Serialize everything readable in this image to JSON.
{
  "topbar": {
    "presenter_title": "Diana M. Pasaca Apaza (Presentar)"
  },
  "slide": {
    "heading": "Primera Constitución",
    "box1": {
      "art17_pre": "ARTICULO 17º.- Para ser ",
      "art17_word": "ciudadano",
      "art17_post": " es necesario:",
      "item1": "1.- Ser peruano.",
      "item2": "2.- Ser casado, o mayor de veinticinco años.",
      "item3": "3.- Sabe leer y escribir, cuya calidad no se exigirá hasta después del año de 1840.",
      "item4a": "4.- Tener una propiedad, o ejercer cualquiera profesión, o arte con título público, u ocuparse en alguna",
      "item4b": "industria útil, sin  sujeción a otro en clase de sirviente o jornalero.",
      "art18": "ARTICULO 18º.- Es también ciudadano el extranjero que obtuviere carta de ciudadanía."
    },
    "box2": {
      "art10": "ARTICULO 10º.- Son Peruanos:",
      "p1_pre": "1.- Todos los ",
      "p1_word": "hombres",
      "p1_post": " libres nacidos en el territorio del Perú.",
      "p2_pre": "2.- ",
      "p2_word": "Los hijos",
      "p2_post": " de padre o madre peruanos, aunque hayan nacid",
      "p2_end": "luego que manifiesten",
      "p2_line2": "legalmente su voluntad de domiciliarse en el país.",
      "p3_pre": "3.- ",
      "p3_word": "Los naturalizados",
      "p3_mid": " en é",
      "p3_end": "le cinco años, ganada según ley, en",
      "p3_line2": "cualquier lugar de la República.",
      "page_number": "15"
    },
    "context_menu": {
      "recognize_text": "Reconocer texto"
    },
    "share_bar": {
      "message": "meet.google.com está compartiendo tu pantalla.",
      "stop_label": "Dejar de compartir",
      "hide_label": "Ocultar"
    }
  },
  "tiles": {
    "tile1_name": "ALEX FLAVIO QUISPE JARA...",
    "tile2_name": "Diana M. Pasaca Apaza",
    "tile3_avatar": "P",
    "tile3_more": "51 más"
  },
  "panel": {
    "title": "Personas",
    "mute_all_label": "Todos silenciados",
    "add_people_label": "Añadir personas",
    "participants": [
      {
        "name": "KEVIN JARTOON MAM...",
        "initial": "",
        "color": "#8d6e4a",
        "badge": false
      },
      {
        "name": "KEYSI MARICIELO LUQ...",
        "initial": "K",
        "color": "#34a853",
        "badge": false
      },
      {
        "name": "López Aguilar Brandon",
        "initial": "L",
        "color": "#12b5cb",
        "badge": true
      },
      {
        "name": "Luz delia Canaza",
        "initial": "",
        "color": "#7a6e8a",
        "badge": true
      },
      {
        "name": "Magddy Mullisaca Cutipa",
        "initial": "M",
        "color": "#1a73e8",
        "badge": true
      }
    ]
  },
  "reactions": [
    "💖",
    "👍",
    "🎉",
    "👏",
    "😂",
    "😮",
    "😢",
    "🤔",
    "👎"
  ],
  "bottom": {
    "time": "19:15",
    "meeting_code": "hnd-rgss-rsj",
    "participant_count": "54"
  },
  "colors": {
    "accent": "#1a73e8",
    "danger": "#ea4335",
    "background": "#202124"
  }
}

------------------------------------

**Task details**: Copy each line of the listing in which the word "ciudadano" can be found.

**Problem solution**:
      "art17_word": "ciudadano",
      "art18": "ARTICULO 18º.- Es también ciudadano el extranjero que obtuviere carta de ciudadanía."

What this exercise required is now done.